SOURCE

## BEGIN

Archive for category software as a service

An All Purpose Checklist for Project Closure

This post is from Kevin Sequeira, Product Manager for Tenrox, the leading workflow-driven  project
management and professional services automation solution.
 

You’ve reached that point in the project where you stand at deployment and you are ready to shake hands with the project customer and move on to your next assignment.  Do you just flip the switch, wave goodbye and ride off into the sunset?  Is your job complete?  How do you know…what is your yardstick for saying, “that’s it, we’re done here!”?

From my project experience there are some key steps and critical things to check on as the project is deploying so as to ensure that the engagement is over and the solution is ready for the project customer.  I’d like I present what I consider to be a reasonable ‘general’ checklist for use at project close out to ensure you’ve dotted the ‘I’s and crossed the ‘T’s before moving on to your next project.
 
Are all deliverables delivered?
Review the project schedule closely. Has your project team successfully delivered on all project deliverables?  And just as importantly, do you have something documenting customer acceptance of each project deliverable?  Is there a formal signoff in your project folder?
 
Are all invoices current?
Most projects either bill time and materials, by deliverable, or monthly. Look through all project invoices. Has everything that should be paid up till now actually paid?  If not, now is the time to check with the customer to see if there are any outstanding invoice issues and work to resolve them quickly.

## END

DATASET CONTENT
## BEGIN

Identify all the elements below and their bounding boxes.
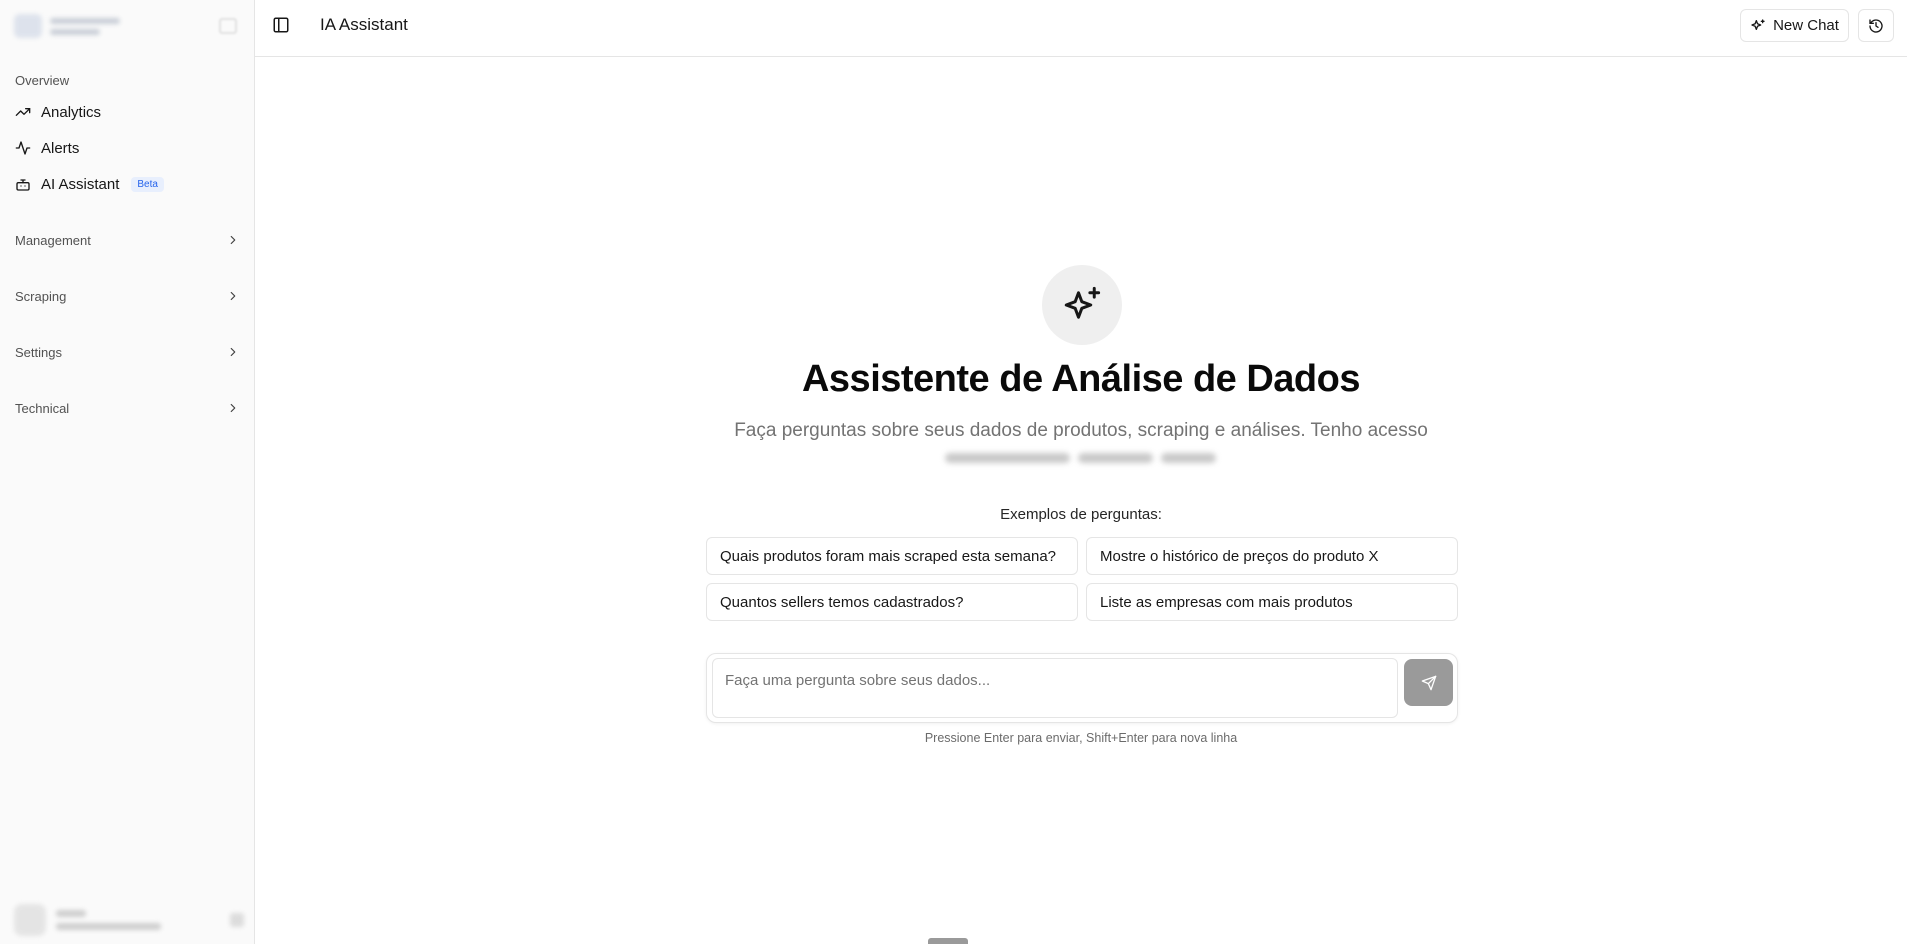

## END

WHAT YOU ARE ASKED TO DO
Say whether each of these statements agrees with the post on project closure, answering yes or no and quoting the deciding words from the post. 1. The checklist is meant for use at project close out. 2. The post says most projects bill only by deliverable. 3. The post asks whether there is documentation of customer acceptance for each project deliverable.

OUTPUT BELOW
1. Yes: "a reasonable ‘general’ checklist for use at project close out"
2. No: "Most projects either bill time and materials, by deliverable, or monthly."
3. Yes: "do you have something documenting customer acceptance of each project deliverable?"